What you should do: Filter these entries so that only lines with the word "your" remain.
::::::
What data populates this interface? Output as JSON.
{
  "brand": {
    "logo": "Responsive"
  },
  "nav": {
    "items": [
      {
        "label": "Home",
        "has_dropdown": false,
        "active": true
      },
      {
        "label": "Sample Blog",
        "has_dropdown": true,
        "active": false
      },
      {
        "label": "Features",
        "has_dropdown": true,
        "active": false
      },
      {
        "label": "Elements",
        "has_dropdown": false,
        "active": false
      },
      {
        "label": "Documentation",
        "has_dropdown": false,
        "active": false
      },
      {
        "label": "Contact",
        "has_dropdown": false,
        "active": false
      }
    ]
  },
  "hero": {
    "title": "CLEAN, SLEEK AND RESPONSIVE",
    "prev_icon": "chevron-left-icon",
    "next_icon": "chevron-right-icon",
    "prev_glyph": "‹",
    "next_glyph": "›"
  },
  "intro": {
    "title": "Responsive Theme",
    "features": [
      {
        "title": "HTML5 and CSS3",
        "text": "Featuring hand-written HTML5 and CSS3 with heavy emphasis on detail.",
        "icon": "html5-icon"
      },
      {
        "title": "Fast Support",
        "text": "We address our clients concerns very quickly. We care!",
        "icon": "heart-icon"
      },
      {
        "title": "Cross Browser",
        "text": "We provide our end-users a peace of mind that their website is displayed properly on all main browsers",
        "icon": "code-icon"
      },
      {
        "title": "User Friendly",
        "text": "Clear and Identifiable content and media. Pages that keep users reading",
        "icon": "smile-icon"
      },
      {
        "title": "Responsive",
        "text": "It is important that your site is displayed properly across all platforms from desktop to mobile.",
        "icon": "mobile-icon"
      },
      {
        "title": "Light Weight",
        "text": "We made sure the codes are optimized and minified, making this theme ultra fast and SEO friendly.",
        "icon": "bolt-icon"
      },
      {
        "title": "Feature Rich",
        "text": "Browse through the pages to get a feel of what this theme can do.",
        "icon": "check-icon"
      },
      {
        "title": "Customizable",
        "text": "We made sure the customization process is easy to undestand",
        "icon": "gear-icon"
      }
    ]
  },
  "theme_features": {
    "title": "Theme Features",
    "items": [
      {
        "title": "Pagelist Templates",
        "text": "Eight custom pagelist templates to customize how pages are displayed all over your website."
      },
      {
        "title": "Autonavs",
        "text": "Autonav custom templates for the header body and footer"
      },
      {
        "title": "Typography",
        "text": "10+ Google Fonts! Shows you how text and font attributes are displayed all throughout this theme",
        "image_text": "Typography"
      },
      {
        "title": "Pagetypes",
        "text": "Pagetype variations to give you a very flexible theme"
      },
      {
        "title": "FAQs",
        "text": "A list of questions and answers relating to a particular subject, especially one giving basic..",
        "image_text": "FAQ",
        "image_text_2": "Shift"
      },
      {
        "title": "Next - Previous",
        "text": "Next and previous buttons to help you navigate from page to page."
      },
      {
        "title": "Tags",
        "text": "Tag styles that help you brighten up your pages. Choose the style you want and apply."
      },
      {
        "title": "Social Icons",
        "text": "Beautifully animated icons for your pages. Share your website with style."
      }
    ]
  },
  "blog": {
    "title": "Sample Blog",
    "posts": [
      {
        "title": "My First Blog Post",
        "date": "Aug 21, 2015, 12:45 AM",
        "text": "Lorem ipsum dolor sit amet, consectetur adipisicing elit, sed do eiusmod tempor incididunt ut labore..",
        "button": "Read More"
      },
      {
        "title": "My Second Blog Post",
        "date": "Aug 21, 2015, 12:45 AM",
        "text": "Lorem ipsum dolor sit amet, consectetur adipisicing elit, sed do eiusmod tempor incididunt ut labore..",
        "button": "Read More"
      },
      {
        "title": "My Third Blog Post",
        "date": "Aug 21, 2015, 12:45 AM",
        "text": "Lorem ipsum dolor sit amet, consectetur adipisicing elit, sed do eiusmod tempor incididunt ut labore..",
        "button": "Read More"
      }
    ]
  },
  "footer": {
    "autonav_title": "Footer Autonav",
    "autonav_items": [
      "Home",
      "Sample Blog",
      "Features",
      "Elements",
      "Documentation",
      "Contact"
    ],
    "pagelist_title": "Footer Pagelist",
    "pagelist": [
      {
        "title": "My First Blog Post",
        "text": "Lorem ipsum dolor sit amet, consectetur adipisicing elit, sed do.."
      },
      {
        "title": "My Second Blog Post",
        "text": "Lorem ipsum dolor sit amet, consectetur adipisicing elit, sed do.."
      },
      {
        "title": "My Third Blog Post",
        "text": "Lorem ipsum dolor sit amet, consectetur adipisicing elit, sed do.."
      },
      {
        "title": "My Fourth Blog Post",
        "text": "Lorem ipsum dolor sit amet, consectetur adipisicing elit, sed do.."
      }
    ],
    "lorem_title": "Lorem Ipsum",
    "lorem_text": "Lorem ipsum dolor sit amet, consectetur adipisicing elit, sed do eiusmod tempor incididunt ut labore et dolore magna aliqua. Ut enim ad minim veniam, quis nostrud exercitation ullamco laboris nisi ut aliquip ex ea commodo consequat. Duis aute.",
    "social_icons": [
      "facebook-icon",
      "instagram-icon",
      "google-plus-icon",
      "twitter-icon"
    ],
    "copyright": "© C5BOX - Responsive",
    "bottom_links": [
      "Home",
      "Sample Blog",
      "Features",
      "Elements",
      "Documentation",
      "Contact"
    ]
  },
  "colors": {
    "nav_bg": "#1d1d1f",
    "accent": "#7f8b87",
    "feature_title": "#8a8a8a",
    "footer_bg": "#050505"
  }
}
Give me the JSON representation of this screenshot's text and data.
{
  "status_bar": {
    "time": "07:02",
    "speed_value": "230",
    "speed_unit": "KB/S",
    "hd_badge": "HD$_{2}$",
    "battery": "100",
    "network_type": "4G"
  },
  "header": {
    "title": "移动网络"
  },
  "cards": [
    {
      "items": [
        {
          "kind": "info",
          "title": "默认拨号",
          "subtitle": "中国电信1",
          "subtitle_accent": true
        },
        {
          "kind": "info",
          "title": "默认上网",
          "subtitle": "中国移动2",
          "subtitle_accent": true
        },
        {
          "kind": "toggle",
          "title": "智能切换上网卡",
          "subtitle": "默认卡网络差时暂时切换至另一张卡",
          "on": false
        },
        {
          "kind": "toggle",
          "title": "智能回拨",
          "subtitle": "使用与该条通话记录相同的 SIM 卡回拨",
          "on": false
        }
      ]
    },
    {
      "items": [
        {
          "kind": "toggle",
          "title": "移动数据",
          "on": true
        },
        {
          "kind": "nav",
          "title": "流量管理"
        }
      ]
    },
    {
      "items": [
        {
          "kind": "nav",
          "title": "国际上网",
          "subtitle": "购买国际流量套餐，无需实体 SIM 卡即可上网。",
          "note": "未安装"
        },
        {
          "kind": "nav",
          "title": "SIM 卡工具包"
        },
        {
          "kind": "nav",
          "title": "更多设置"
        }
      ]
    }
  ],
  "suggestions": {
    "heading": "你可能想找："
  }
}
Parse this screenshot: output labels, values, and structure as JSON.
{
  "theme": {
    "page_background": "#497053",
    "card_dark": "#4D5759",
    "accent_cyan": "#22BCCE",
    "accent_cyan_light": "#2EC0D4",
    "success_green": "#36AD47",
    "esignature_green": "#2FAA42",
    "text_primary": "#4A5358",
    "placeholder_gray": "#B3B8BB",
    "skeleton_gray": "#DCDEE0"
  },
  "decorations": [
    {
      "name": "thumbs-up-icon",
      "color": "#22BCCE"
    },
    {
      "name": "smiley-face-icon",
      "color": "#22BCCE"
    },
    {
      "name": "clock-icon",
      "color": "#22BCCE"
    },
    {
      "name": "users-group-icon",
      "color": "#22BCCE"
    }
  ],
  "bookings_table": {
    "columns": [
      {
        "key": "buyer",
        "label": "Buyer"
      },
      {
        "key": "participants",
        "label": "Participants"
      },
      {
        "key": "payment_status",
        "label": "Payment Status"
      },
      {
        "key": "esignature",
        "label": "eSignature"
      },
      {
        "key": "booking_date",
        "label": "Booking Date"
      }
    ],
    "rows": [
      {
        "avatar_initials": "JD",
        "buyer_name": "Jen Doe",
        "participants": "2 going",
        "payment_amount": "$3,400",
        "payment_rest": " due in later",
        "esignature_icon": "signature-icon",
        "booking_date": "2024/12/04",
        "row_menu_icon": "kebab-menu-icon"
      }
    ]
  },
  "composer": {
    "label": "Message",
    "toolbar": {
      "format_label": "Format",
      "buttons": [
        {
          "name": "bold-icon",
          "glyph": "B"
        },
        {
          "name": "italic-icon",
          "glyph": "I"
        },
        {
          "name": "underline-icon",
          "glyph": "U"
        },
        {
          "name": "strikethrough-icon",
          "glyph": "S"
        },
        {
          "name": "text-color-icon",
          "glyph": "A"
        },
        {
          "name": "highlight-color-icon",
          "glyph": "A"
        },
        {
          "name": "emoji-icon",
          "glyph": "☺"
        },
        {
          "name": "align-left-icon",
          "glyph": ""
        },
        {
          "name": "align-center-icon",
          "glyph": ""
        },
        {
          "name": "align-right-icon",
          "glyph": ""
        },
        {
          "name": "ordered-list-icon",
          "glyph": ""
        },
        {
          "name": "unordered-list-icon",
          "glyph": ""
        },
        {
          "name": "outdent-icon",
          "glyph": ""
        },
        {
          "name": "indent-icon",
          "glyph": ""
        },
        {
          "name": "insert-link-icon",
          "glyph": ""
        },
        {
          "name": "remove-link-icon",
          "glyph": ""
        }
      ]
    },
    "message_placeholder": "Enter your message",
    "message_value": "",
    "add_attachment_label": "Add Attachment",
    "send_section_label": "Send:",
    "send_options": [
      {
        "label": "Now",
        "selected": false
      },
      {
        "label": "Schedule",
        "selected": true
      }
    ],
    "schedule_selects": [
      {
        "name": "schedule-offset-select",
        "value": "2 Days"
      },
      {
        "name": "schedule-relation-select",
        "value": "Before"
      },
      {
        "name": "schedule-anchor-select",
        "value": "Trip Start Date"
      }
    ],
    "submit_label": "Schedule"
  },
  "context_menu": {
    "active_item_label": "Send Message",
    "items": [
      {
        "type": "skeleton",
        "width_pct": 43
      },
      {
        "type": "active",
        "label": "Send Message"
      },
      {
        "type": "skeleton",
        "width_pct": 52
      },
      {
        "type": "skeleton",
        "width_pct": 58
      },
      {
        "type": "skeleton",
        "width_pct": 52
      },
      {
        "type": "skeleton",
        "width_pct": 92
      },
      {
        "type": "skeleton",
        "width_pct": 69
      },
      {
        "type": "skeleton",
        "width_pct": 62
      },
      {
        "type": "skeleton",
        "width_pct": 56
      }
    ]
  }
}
::::::
Written response:
        "text": "It is important that your site is displayed properly across all platforms from desktop to mobile.",
        "text": "Eight custom pagelist templates to customize how pages are displayed all over your website."
        "text": "Tag styles that help you brighten up your pages. Choose the style you want and apply."
        "text": "Beautifully animated icons for your pages. Share your website with style."
    "message_placeholder": "Enter your message",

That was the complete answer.